Directions: Return the number of lines holding "Otros", with nothing added.

Data records:
------
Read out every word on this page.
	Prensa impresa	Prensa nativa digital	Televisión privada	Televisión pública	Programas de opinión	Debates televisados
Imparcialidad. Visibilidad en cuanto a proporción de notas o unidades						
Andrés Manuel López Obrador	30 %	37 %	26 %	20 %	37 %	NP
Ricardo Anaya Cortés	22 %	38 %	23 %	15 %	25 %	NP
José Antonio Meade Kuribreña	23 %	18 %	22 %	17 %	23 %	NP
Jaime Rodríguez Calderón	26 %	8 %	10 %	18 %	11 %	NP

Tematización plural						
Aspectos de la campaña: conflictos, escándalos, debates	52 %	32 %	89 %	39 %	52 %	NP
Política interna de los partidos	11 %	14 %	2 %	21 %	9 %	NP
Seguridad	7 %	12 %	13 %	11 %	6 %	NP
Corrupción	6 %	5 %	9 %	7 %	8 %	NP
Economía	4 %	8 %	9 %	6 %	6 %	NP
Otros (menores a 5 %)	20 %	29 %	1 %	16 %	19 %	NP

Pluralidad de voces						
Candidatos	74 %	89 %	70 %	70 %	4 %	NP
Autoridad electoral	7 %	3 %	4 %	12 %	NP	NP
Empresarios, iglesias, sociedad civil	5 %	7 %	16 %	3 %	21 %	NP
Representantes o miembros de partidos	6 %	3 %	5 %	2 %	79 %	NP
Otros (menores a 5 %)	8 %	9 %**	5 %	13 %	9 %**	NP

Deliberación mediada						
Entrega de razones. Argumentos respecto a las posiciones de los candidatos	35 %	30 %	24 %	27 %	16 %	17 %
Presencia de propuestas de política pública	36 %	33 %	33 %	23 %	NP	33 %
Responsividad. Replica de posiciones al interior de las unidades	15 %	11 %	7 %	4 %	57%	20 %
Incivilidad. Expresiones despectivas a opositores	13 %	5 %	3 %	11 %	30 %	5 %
------
Output for this exercise: 2